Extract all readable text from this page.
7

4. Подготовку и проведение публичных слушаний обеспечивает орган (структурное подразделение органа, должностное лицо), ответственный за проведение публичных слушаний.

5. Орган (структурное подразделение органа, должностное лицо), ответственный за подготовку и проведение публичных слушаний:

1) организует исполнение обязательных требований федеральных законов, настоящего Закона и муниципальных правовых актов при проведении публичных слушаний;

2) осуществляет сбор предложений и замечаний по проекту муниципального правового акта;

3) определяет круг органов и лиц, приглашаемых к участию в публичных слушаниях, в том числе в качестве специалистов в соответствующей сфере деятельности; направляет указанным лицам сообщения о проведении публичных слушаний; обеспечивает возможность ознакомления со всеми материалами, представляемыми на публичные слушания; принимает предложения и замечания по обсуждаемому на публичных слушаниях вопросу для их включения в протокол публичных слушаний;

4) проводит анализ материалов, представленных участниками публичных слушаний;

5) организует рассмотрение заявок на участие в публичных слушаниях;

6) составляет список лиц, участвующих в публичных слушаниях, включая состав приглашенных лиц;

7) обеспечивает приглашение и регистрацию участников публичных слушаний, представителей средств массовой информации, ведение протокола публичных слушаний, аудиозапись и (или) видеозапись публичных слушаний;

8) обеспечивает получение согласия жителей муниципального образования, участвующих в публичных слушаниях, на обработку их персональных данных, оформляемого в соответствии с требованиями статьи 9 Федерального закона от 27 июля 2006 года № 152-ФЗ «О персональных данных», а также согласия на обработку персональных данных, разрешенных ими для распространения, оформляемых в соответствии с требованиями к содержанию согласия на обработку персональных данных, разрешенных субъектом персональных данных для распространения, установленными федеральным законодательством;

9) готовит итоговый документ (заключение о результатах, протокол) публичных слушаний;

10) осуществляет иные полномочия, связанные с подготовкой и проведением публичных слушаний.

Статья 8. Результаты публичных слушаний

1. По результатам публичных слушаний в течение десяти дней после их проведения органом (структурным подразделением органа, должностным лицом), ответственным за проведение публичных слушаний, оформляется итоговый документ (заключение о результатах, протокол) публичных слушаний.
══════════
[STATED TASK] Copy the material above, line for line.

[EXERCISE SOLUTION]
Extract all readable text from this page.
7

4. Подготовку и проведение публичных слушаний обеспечивает орган (структурное подразделение органа, должностное лицо), ответственный за проведение публичных слушаний.

5. Орган (структурное подразделение органа, должностное лицо), ответственный за подготовку и проведение публичных слушаний:

1) организует исполнение обязательных требований федеральных законов, настоящего Закона и муниципальных правовых актов при проведении публичных слушаний;

2) осуществляет сбор предложений и замечаний по проекту муниципального правового акта;

3) определяет круг органов и лиц, приглашаемых к участию в публичных слушаниях, в том числе в качестве специалистов в соответствующей сфере деятельности; направляет указанным лицам сообщения о проведении публичных слушаний; обеспечивает возможность ознакомления со всеми материалами, представляемыми на публичные слушания; принимает предложения и замечания по обсуждаемому на публичных слушаниях вопросу для их включения в протокол публичных слушаний;

4) проводит анализ материалов, представленных участниками публичных слушаний;

5) организует рассмотрение заявок на участие в публичных слушаниях;

6) составляет список лиц, участвующих в публичных слушаниях, включая состав приглашенных лиц;

7) обеспечивает приглашение и регистрацию участников публичных слушаний, представителей средств массовой информации, ведение протокола публичных слушаний, аудиозапись и (или) видеозапись публичных слушаний;

8) обеспечивает получение согласия жителей муниципального образования, участвующих в публичных слушаниях, на обработку их персональных данных, оформляемого в соответствии с требованиями статьи 9 Федерального закона от 27 июля 2006 года № 152-ФЗ «О персональных данных», а также согласия на обработку персональных данных, разрешенных ими для распространения, оформляемых в соответствии с требованиями к содержанию согласия на обработку персональных данных, разрешенных субъектом персональных данных для распространения, установленными федеральным законодательством;

9) готовит итоговый документ (заключение о результатах, протокол) публичных слушаний;

10) осуществляет иные полномочия, связанные с подготовкой и проведением публичных слушаний.

Статья 8. Результаты публичных слушаний

1. По результатам публичных слушаний в течение десяти дней после их проведения органом (структурным подразделением органа, должностным лицом), ответственным за проведение публичных слушаний, оформляется итоговый документ (заключение о результатах, протокол) публичных слушаний.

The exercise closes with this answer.